WRITTEN TASK A
Quote the passage of the mailing list post starting with "This next week" and going on through "backend (ODBC links).".

SOURCE TEXT
Re: PostgreSQL as an application server - Mailing list pgsql-hackers

From google04mn@emailias.com (matt nations)
Subject Re: PostgreSQL as an application server
Date
Msg-id 97ef4f4.0408071232.6aa43bd5@posting.google.com
Whole thread Raw
In response to PostgreSQL as an application server  ("Jonathan M. Gardner" <jgardner@jonathangardner.net>)
List pgsql-hackers
ned@nedscape.com (Ned Lilly) wrote in message news:<4113AB0A.5020903@nedscape.com>...
> Jonathan,
> 
> This is exactly how my company has built a very robust ERP application.  See www.openmfg.com.
> 
Hi Mr. Lilly:

I not sure who to address this question to at your company. 

I'm a valued added reseller who combines a dozen plus products, CAD
engineering and project management to serve a construction niche
market. Probably a third of our dollar purchases go to our primary
OEM. Though they are vital to us we are probably less than 5% of their
sales.

Back in March 2003 I lobbied (e-mailed .pdf files and web URLs; made
calls, followed up) both the company president and the general manager
of that OEM to consider OpenMFG in lieu of a MRP system proposed by a
Michigan based Microsoft "partner". Last week the general manager
mentioned in passing that she was going back to the office this
weekend to begin learning their new OpenMFG software. [ Hummm. I wish
we were in "the loop" more. :>) ]

Our micro business also wants to update its accounting, sales and
project management software/processes. Even SOHO businesses like
ourselves dispair of order entry and vendor acknowledgements via a
stream of faxes. As an on-going buyer from your OpemMFG customer how
can we can easily upload/download purchase orders and receive back
acknowledgements? From a transaction processing standpoint faxes are
utterly "brain dead". E-mailing Excel files is marginally better but
still very labor intensive, error prone and not easily manipulated or
indexed.

This next week we will contract with a free lance programmer/analyst
to update our Access '97 VBA based accounting software to an Access
2003 front end and a SQL Server 2005 Express backend (ODBC links).

WRITTEN TASK B
Print the records starting with their first line and going on through the line with "footer-bar: 市值 风云".

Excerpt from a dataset
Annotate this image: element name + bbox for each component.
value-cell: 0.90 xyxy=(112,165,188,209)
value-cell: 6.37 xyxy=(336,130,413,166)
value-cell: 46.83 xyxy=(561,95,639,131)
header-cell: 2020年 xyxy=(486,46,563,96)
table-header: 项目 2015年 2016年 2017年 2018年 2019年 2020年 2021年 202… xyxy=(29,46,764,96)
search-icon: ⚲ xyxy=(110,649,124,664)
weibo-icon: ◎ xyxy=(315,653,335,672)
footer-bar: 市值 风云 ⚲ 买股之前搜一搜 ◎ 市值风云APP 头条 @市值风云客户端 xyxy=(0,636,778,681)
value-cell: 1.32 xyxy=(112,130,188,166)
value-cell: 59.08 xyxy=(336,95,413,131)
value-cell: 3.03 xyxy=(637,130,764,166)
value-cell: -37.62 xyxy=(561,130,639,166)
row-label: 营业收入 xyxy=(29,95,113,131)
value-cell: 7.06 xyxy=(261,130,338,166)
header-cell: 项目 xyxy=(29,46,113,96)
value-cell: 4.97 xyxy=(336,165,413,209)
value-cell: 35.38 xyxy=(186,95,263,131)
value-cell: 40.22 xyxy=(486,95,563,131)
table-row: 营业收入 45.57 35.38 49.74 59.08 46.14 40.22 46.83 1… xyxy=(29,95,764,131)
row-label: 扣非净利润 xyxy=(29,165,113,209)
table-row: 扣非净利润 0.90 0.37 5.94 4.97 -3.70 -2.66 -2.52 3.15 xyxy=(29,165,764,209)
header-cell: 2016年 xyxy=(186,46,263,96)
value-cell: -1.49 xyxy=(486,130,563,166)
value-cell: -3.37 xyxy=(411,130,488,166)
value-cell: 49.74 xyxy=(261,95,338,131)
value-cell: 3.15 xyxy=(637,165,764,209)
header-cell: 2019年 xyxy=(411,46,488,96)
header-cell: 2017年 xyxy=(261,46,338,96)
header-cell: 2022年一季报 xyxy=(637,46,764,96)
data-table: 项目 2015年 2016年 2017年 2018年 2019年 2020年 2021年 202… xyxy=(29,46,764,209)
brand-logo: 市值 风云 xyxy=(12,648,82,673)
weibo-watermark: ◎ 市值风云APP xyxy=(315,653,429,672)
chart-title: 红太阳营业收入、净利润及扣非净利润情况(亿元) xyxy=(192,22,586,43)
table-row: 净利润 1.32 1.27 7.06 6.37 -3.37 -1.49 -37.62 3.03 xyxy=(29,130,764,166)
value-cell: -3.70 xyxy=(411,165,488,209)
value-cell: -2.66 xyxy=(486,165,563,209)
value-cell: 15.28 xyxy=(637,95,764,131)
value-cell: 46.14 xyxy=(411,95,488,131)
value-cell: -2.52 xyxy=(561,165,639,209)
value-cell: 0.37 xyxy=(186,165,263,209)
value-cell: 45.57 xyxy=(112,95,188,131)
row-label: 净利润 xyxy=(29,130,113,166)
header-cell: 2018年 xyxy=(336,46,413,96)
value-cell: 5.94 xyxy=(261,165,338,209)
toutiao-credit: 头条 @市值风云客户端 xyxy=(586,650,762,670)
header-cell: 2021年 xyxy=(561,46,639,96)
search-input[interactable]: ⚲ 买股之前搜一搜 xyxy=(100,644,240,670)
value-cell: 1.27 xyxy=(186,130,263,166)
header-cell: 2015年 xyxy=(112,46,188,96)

EXERCISE SOLUTION A
This next week we will contract with a free lance programmer/analyst
to update our Access '97 VBA based accounting software to an Access
2003 front end and a SQL Server 2005 Express backend (ODBC links).

EXERCISE SOLUTION B
Annotate this image: element name + bbox for each component.
value-cell: 0.90 xyxy=(112,165,188,209)
value-cell: 6.37 xyxy=(336,130,413,166)
value-cell: 46.83 xyxy=(561,95,639,131)
header-cell: 2020年 xyxy=(486,46,563,96)
table-header: 项目 2015年 2016年 2017年 2018年 2019年 2020年 2021年 202… xyxy=(29,46,764,96)
search-icon: ⚲ xyxy=(110,649,124,664)
weibo-icon: ◎ xyxy=(315,653,335,672)
footer-bar: 市值 风云 ⚲ 买股之前搜一搜 ◎ 市值风云APP 头条 @市值风云客户端 xyxy=(0,636,778,681)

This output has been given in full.